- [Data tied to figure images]
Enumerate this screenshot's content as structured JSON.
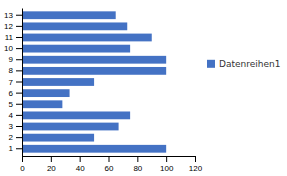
{
  "chart_data": {
    "type": "bar",
    "orientation": "horizontal",
    "categories": [
      "1",
      "2",
      "3",
      "4",
      "5",
      "6",
      "7",
      "8",
      "9",
      "10",
      "11",
      "12",
      "13"
    ],
    "series": [
      {
        "name": "Datenreihen1",
        "color": "#4472C4",
        "values": [
          100,
          50,
          67,
          75,
          28,
          33,
          50,
          100,
          100,
          75,
          90,
          73,
          65
        ]
      }
    ],
    "xlim": [
      0,
      120
    ],
    "xticks": [
      0,
      20,
      40,
      60,
      80,
      100,
      120
    ],
    "grid": false,
    "legend": "right"
  }
}
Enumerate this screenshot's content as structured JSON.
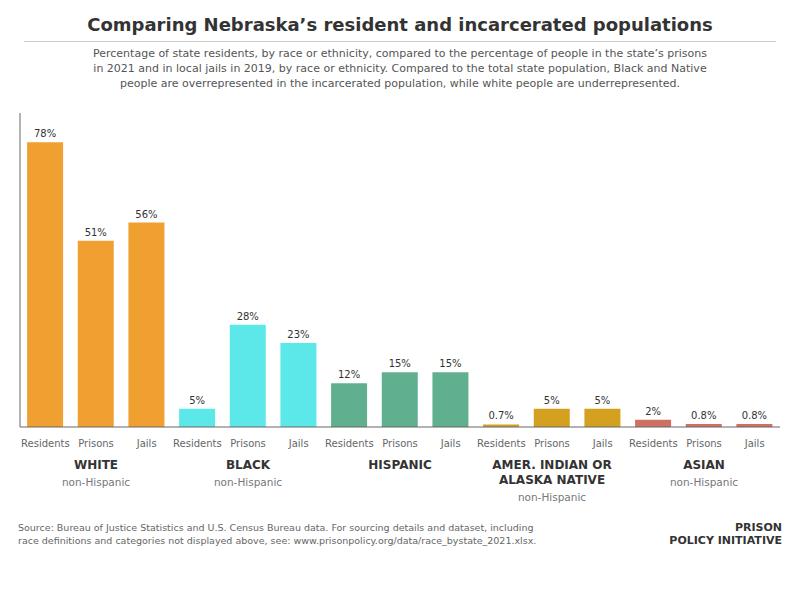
{
  "chart_data": {
    "type": "bar",
    "title": "Comparing Nebraska’s resident and incarcerated populations",
    "subtitle": "Percentage of state residents, by race or ethnicity, compared to the percentage of people in the state’s prisons\nin 2021 and in local jails in 2019, by race or ethnicity. Compared to the total state population, Black and Native\npeople are overrepresented in the incarcerated population, while white people are underrepresented.",
    "categories": [
      "Residents",
      "Prisons",
      "Jails",
      "Residents",
      "Prisons",
      "Jails",
      "Residents",
      "Prisons",
      "Jails",
      "Residents",
      "Prisons",
      "Jails",
      "Residents",
      "Prisons",
      "Jails"
    ],
    "values": [
      78,
      51,
      56,
      5,
      28,
      23,
      12,
      15,
      15,
      0.7,
      5,
      5,
      2,
      0.8,
      0.8
    ],
    "value_labels": [
      "78%",
      "51%",
      "56%",
      "5%",
      "28%",
      "23%",
      "12%",
      "15%",
      "15%",
      "0.7%",
      "5%",
      "5%",
      "2%",
      "0.8%",
      "0.8%"
    ],
    "colors": [
      "#f0a030",
      "#f0a030",
      "#f0a030",
      "#5ce8e8",
      "#5ce8e8",
      "#5ce8e8",
      "#60b090",
      "#60b090",
      "#60b090",
      "#d4a020",
      "#d4a020",
      "#d4a020",
      "#d07060",
      "#d07060",
      "#d07060"
    ],
    "groups": [
      {
        "label": "WHITE",
        "sublabel": "non-Hispanic"
      },
      {
        "label": "BLACK",
        "sublabel": "non-Hispanic"
      },
      {
        "label": "HISPANIC"
      },
      {
        "label": "AMER. INDIAN OR\nALASKA NATIVE",
        "sublabel": "non-Hispanic"
      },
      {
        "label": "ASIAN",
        "sublabel": "non-Hispanic"
      }
    ],
    "ylim": [
      0,
      86
    ],
    "tick_labels": "x",
    "grid": false,
    "data_labels": true,
    "source": "Source: Bureau of Justice Statistics and U.S. Census Bureau data. For sourcing details and dataset, including\nrace definitions and categories not displayed above, see: www.prisonpolicy.org/data/race_bystate_2021.xlsx.",
    "annotations": [
      "PRISON\nPOLICY INITIATIVE"
    ]
  }
}
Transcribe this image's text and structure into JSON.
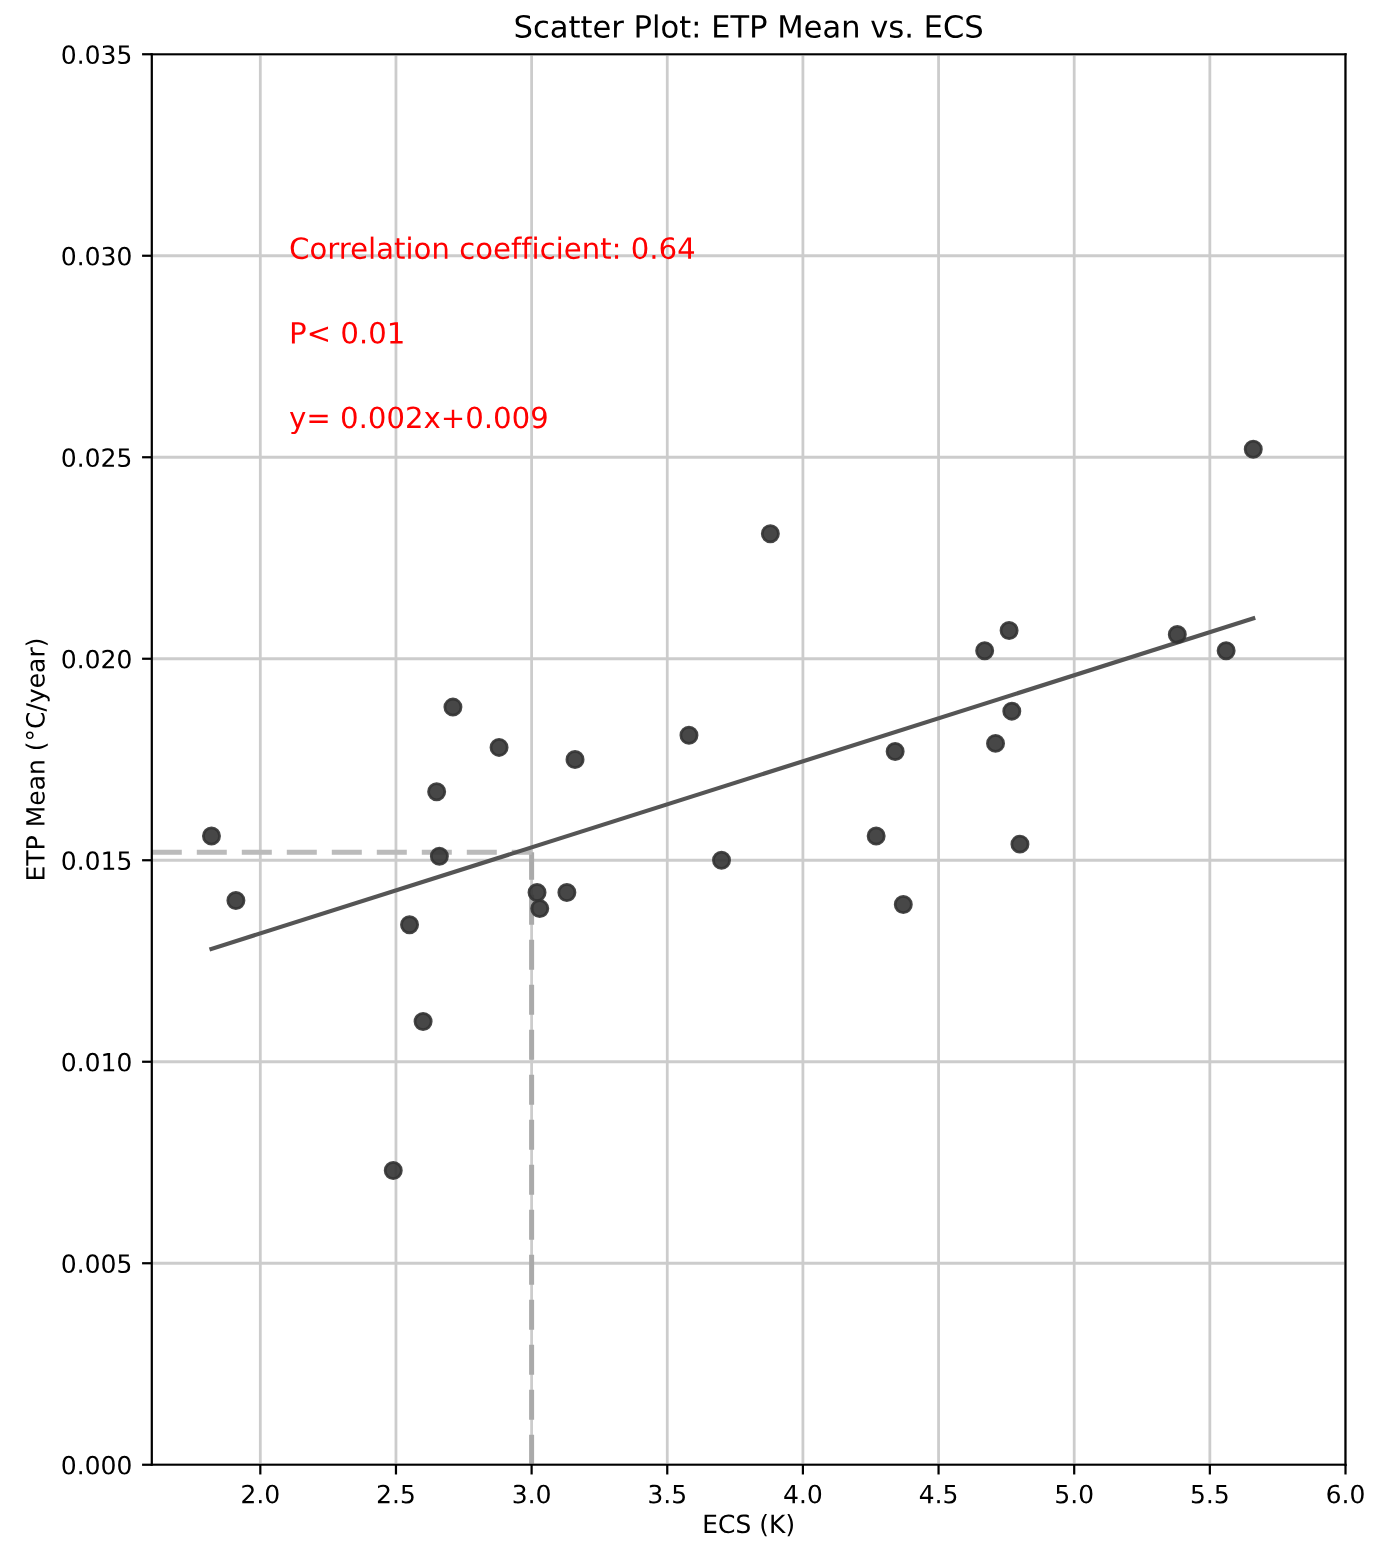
{
  "chart_data": {
    "type": "scatter",
    "title": "Scatter Plot: ETP Mean vs. ECS",
    "xlabel": "ECS (K)",
    "ylabel": "ETP Mean (°C/year)",
    "annotations": [
      "Correlation coefficient: 0.64",
      "P< 0.01",
      "y= 0.002x+0.009"
    ],
    "series": [
      {
        "marker": "circle",
        "color": "#333333",
        "x": [
          1.82,
          1.91,
          2.55,
          2.6,
          2.49,
          2.65,
          2.66,
          2.71,
          2.88,
          3.02,
          3.03,
          3.13,
          3.16,
          3.58,
          3.7,
          3.88,
          4.27,
          4.34,
          4.37,
          4.67,
          4.71,
          4.76,
          4.77,
          4.8,
          5.38,
          5.56,
          5.66
        ],
        "values": [
          0.0156,
          0.014,
          0.0134,
          0.011,
          0.0073,
          0.0167,
          0.0151,
          0.0188,
          0.0178,
          0.0142,
          0.0138,
          0.0142,
          0.0175,
          0.0181,
          0.015,
          0.0231,
          0.0156,
          0.0177,
          0.0139,
          0.0202,
          0.0179,
          0.0207,
          0.0187,
          0.0154,
          0.0206,
          0.0202,
          0.0252
        ]
      },
      {
        "type": "line",
        "color": "#555555",
        "x": [
          1.82,
          5.66
        ],
        "values": [
          0.0128,
          0.021
        ]
      }
    ],
    "ref_lines": [
      {
        "axis": "x",
        "value": 3.0,
        "color": "#aaaaaa",
        "line_style": "dashed"
      },
      {
        "axis": "y",
        "value": 0.0152,
        "color": "#bbbbbb",
        "line_style": "dashed"
      }
    ],
    "xlim": [
      1.6,
      6.0
    ],
    "xticks": [
      {
        "value": 2,
        "label": "2.0"
      },
      2.5,
      {
        "value": 3,
        "label": "3.0"
      },
      3.5,
      {
        "value": 4,
        "label": "4.0"
      },
      4.5,
      {
        "value": 5,
        "label": "5.0"
      },
      5.5,
      {
        "value": 6,
        "label": "6.0"
      }
    ],
    "ylim": [
      0,
      0.035
    ],
    "yticks": [
      {
        "value": 0,
        "label": "0.000"
      },
      0.005,
      {
        "value": 0.01,
        "label": "0.010"
      },
      0.015,
      {
        "value": 0.02,
        "label": "0.020"
      },
      0.025,
      {
        "value": 0.03,
        "label": "0.030"
      },
      0.035
    ],
    "grid": true
  }
}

- [WRITTEN PROBLEM]
Check each line of the records for the word "Mean", and show the lines that contain it.

- [TASK ANSWER]
    "title": "Scatter Plot: ETP Mean vs. ECS",
    "ylabel": "ETP Mean (°C/year)",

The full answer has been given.